EXCERPTED PASSAGE:
+ + +

I have a tendency to be a little defensive when there are things to talk about that involve my imperfections being exposed. I know this is only me, and no-one else would ever be so immature, but I’m going to kick this around a bit anyway, just for fun. Who knows, maybe you know someone who should read this!
I guess it is safe to say that I didn’t come into my marriage perfect. I had a lot of time to prepare (only got married at 39) but funnily, I spent my days thinking I was pretty much just fine. A little quirky, maybe, but fine. What happened with my marriage, is that for the very first time ever, I had to let someone get close enough to me, to see me for absolutely who I was. No window dressing, no smoke and mirrors, no excuses.
I wasn’t ready for that. Sudden total exposure is pretty bleak, I have to tell you. Especially when the honest feedback comes. And it will. It must…
So how to handle someone being so close that there is nowhere to hide? And how to handle it when they have an opinion about how the marriage can be better – and it involves some changes—with you—and they are right, darn it?

+ + +

TASKS AND EXERCISES:
1. In the passage on marriage and defensiveness, print the text starting at "I wasn’t ready" and ending at "right, darn it?".
2. According to the passage on marriage and defensiveness, why did marriage expose the writer's imperfections when earlier life had not? Answer in one to three sentences.

+ + +

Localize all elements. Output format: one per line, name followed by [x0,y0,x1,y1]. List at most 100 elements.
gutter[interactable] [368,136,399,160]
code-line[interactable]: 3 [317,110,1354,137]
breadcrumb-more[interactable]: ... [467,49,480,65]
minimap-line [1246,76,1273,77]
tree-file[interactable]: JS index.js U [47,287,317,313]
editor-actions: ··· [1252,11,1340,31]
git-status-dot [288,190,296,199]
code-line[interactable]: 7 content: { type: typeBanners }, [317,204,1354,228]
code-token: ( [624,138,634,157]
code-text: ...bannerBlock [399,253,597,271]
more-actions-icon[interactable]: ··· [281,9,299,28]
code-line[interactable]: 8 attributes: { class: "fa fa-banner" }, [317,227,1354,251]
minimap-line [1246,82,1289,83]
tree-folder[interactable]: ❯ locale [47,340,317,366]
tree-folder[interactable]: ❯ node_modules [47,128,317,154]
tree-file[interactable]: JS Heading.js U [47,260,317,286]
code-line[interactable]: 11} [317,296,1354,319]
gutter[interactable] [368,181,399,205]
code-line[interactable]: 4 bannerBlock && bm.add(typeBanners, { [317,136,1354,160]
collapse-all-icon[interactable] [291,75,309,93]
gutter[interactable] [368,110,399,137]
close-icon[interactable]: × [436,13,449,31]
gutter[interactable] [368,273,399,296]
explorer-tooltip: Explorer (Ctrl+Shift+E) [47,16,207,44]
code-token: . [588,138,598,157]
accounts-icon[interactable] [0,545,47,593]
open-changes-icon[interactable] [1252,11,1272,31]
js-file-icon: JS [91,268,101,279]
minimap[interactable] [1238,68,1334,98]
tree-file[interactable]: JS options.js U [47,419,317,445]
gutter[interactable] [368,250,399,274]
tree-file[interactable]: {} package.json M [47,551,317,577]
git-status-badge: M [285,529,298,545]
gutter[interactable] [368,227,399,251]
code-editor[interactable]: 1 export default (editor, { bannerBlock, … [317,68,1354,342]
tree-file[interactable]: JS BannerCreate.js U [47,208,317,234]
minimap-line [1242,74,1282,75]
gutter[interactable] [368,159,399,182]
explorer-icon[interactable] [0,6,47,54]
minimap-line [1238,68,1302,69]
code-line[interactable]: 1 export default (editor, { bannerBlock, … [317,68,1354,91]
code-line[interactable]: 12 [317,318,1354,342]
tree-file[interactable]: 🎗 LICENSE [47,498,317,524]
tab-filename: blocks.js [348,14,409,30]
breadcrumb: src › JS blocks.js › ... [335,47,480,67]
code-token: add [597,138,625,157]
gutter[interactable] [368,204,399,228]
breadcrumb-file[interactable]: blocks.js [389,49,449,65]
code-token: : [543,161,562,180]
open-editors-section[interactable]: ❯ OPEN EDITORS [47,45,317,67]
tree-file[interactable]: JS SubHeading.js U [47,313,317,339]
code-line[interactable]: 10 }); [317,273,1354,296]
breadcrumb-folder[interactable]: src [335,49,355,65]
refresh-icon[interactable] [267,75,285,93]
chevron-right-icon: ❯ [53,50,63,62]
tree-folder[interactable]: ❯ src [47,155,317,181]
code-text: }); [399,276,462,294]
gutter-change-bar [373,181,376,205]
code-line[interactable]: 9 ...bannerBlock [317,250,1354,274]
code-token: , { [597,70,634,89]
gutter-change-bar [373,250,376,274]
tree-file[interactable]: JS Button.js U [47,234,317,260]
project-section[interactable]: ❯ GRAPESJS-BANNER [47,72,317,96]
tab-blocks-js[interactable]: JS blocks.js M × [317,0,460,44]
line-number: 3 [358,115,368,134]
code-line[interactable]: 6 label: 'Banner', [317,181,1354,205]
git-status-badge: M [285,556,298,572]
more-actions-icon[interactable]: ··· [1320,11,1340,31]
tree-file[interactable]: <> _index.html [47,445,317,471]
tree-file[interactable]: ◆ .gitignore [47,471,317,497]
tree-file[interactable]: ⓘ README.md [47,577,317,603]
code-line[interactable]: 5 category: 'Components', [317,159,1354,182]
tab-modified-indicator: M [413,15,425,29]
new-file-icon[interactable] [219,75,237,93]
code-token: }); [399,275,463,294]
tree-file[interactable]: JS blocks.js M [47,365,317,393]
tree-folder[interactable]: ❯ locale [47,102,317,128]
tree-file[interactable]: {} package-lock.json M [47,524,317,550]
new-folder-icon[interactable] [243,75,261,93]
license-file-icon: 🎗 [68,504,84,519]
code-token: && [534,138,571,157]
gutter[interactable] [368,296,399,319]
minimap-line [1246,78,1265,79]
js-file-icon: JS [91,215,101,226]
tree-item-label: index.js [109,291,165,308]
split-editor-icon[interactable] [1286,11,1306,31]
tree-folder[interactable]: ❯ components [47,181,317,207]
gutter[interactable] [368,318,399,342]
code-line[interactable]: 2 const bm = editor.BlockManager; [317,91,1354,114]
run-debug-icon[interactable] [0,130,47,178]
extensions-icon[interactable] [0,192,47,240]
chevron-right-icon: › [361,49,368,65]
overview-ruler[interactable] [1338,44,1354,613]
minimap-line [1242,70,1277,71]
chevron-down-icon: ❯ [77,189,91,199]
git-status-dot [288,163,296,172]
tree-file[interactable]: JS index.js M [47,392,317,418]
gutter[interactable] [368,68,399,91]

+ + +

RESPONSES PER TASK:
1.
I wasn’t ready for that. Sudden total exposure is pretty bleak, I have to tell you. Especially when the honest feedback comes. And it will. It must…
So how to handle someone being so close that there is nowhere to hide? And how to handle it when they have an opinion about how the marriage can be better – and it involves some changes—with you—and they are right, darn it?

2. In marriage, for the very first time, the writer had to let someone get close enough to see the writer exactly as the writer was. There was no window dressing, no smoke and mirrors, and no excuses to hide behind.